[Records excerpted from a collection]
— BEGIN —

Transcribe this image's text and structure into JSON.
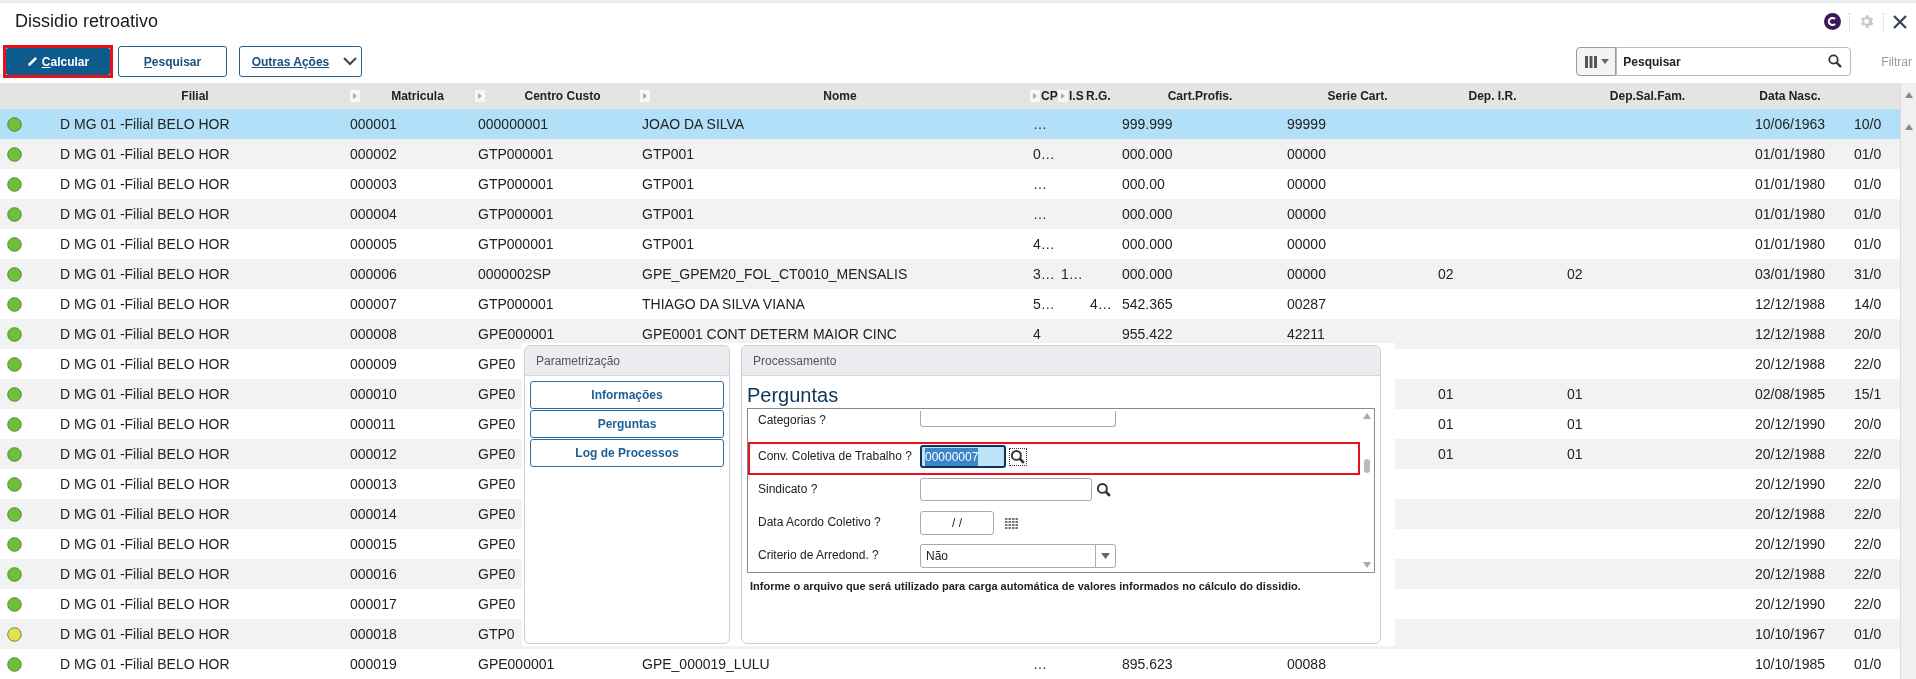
{
  "window": {
    "title": "Dissidio retroativo"
  },
  "toolbar": {
    "buttons": [
      {
        "label": "Calcular",
        "kind": "primary",
        "underlined_whole": false,
        "highlighted": true
      },
      {
        "label": "Pesquisar",
        "kind": "secondary",
        "underlined_whole": false,
        "highlighted": false
      },
      {
        "label": "Outras Ações",
        "kind": "menu",
        "underlined_whole": true,
        "highlighted": false
      }
    ],
    "search": {
      "placeholder": "Pesquisar"
    },
    "filter_label": "Filtrar"
  },
  "table": {
    "columns": [
      {
        "label": "Filial",
        "marker": false
      },
      {
        "label": "Matricula",
        "marker": true
      },
      {
        "label": "Centro Custo",
        "marker": true
      },
      {
        "label": "Nome",
        "marker": true
      },
      {
        "label": "CP",
        "marker": true
      },
      {
        "label": "I.S",
        "marker": true
      },
      {
        "label": "R.G.",
        "marker": false
      },
      {
        "label": "Cart.Profis.",
        "marker": false
      },
      {
        "label": "Serie Cart.",
        "marker": false
      },
      {
        "label": "Dep. I.R.",
        "marker": false
      },
      {
        "label": "Dep.Sal.Fam.",
        "marker": false
      },
      {
        "label": "Data Nasc.",
        "marker": false
      },
      {
        "marker": false
      }
    ],
    "rows": [
      {
        "color": "#6fbf3a",
        "selected": true,
        "filial": "D MG 01 -Filial BELO HOR",
        "matricula": "000001",
        "centro_custo": "000000001",
        "nome": "JOAO DA SILVA",
        "cpf": "…",
        "cart_profis": "999.999",
        "serie_cart": "99999",
        "data_nasc": "10/06/1963",
        "column_13": "10/0"
      },
      {
        "color": "#6fbf3a",
        "selected": false,
        "filial": "D MG 01 -Filial BELO HOR",
        "matricula": "000002",
        "centro_custo": "GTP000001",
        "nome": "GTP001",
        "cpf": "0…",
        "cart_profis": "000.000",
        "serie_cart": "00000",
        "data_nasc": "01/01/1980",
        "column_13": "01/0"
      },
      {
        "color": "#6fbf3a",
        "selected": false,
        "filial": "D MG 01 -Filial BELO HOR",
        "matricula": "000003",
        "centro_custo": "GTP000001",
        "nome": "GTP001",
        "cpf": "…",
        "cart_profis": "000.00",
        "serie_cart": "00000",
        "data_nasc": "01/01/1980",
        "column_13": "01/0"
      },
      {
        "color": "#6fbf3a",
        "selected": false,
        "filial": "D MG 01 -Filial BELO HOR",
        "matricula": "000004",
        "centro_custo": "GTP000001",
        "nome": "GTP001",
        "cpf": "…",
        "cart_profis": "000.000",
        "serie_cart": "00000",
        "data_nasc": "01/01/1980",
        "column_13": "01/0"
      },
      {
        "color": "#6fbf3a",
        "selected": false,
        "filial": "D MG 01 -Filial BELO HOR",
        "matricula": "000005",
        "centro_custo": "GTP000001",
        "nome": "GTP001",
        "cpf": "4…",
        "cart_profis": "000.000",
        "serie_cart": "00000",
        "data_nasc": "01/01/1980",
        "column_13": "01/0"
      },
      {
        "color": "#6fbf3a",
        "selected": false,
        "filial": "D MG 01 -Filial BELO HOR",
        "matricula": "000006",
        "centro_custo": "0000002SP",
        "nome": "GPE_GPEM20_FOL_CT0010_MENSALIS",
        "cpf": "3…",
        "pis": "1…",
        "cart_profis": "000.000",
        "serie_cart": "00000",
        "dep_ir": "02",
        "dep_sal_fam": "02",
        "data_nasc": "03/01/1980",
        "column_13": "31/0"
      },
      {
        "color": "#6fbf3a",
        "selected": false,
        "filial": "D MG 01 -Filial BELO HOR",
        "matricula": "000007",
        "centro_custo": "GTP000001",
        "nome": "THIAGO DA SILVA VIANA",
        "cpf": "5…",
        "rg": "4…",
        "cart_profis": "542.365",
        "serie_cart": "00287",
        "data_nasc": "12/12/1988",
        "column_13": "14/0"
      },
      {
        "color": "#6fbf3a",
        "selected": false,
        "filial": "D MG 01 -Filial BELO HOR",
        "matricula": "000008",
        "centro_custo": "GPE000001",
        "nome": "GPE0001 CONT DETERM MAIOR CINC",
        "cpf": "4",
        "cart_profis": "955.422",
        "serie_cart": "42211",
        "data_nasc": "12/12/1988",
        "column_13": "20/0"
      },
      {
        "color": "#6fbf3a",
        "selected": false,
        "filial": "D MG 01 -Filial BELO HOR",
        "matricula": "000009",
        "centro_custo": "GPE0",
        "data_nasc": "20/12/1988",
        "column_13": "22/0"
      },
      {
        "color": "#6fbf3a",
        "selected": false,
        "filial": "D MG 01 -Filial BELO HOR",
        "matricula": "000010",
        "centro_custo": "GPE0",
        "dep_ir": "01",
        "dep_sal_fam": "01",
        "data_nasc": "02/08/1985",
        "column_13": "15/1"
      },
      {
        "color": "#6fbf3a",
        "selected": false,
        "filial": "D MG 01 -Filial BELO HOR",
        "matricula": "000011",
        "centro_custo": "GPE0",
        "dep_ir": "01",
        "dep_sal_fam": "01",
        "data_nasc": "20/12/1990",
        "column_13": "20/0"
      },
      {
        "color": "#6fbf3a",
        "selected": false,
        "filial": "D MG 01 -Filial BELO HOR",
        "matricula": "000012",
        "centro_custo": "GPE0",
        "dep_ir": "01",
        "dep_sal_fam": "01",
        "data_nasc": "20/12/1988",
        "column_13": "22/0"
      },
      {
        "color": "#6fbf3a",
        "selected": false,
        "filial": "D MG 01 -Filial BELO HOR",
        "matricula": "000013",
        "centro_custo": "GPE0",
        "data_nasc": "20/12/1990",
        "column_13": "22/0"
      },
      {
        "color": "#6fbf3a",
        "selected": false,
        "filial": "D MG 01 -Filial BELO HOR",
        "matricula": "000014",
        "centro_custo": "GPE0",
        "data_nasc": "20/12/1988",
        "column_13": "22/0"
      },
      {
        "color": "#6fbf3a",
        "selected": false,
        "filial": "D MG 01 -Filial BELO HOR",
        "matricula": "000015",
        "centro_custo": "GPE0",
        "data_nasc": "20/12/1990",
        "column_13": "22/0"
      },
      {
        "color": "#6fbf3a",
        "selected": false,
        "filial": "D MG 01 -Filial BELO HOR",
        "matricula": "000016",
        "centro_custo": "GPE0",
        "data_nasc": "20/12/1988",
        "column_13": "22/0"
      },
      {
        "color": "#6fbf3a",
        "selected": false,
        "filial": "D MG 01 -Filial BELO HOR",
        "matricula": "000017",
        "centro_custo": "GPE0",
        "data_nasc": "20/12/1990",
        "column_13": "22/0"
      },
      {
        "color": "#e6df4f",
        "selected": false,
        "filial": "D MG 01 -Filial BELO HOR",
        "matricula": "000018",
        "centro_custo": "GTP0",
        "data_nasc": "10/10/1967",
        "column_13": "01/0"
      },
      {
        "color": "#6fbf3a",
        "selected": false,
        "filial": "D MG 01 -Filial BELO HOR",
        "matricula": "000019",
        "centro_custo": "GPE000001",
        "nome": "GPE_000019_LULU",
        "cpf": "…",
        "cart_profis": "895.623",
        "serie_cart": "00088",
        "data_nasc": "10/10/1985",
        "column_13": "01/0"
      }
    ]
  },
  "dialog": {
    "left_panel": {
      "title": "Parametrização",
      "buttons": [
        "Informações",
        "Perguntas",
        "Log de Processos"
      ]
    },
    "right_panel": {
      "title": "Processamento",
      "heading": "Perguntas",
      "questions": [
        {
          "kind": "text",
          "label": "Categorias ?",
          "cut": true,
          "highlighted": false,
          "focused": false,
          "lookup": false
        },
        {
          "kind": "text",
          "label": "Conv. Coletiva de Trabalho ?",
          "value": "00000007",
          "cut": false,
          "highlighted": true,
          "focused": true,
          "lookup": true
        },
        {
          "kind": "text",
          "label": "Sindicato ?",
          "cut": false,
          "highlighted": false,
          "focused": false,
          "lookup": true
        },
        {
          "kind": "date",
          "label": "Data Acordo Coletivo ?",
          "value": "/ /"
        },
        {
          "kind": "select",
          "label": "Criterio de Arredond. ?",
          "value": "Não"
        }
      ],
      "help": "Informe o arquivo que será utilizado para carga automática de valores informados no cálculo do dissidio."
    }
  }
}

— END —

- Exercise -
Find every line in the records above that contains the word "kind", and copy each one.

- Output below -
        "kind": "primary",
        "kind": "secondary",
        "kind": "menu",
          "kind": "text",
          "kind": "text",
          "kind": "text",
          "kind": "date",
          "kind": "select",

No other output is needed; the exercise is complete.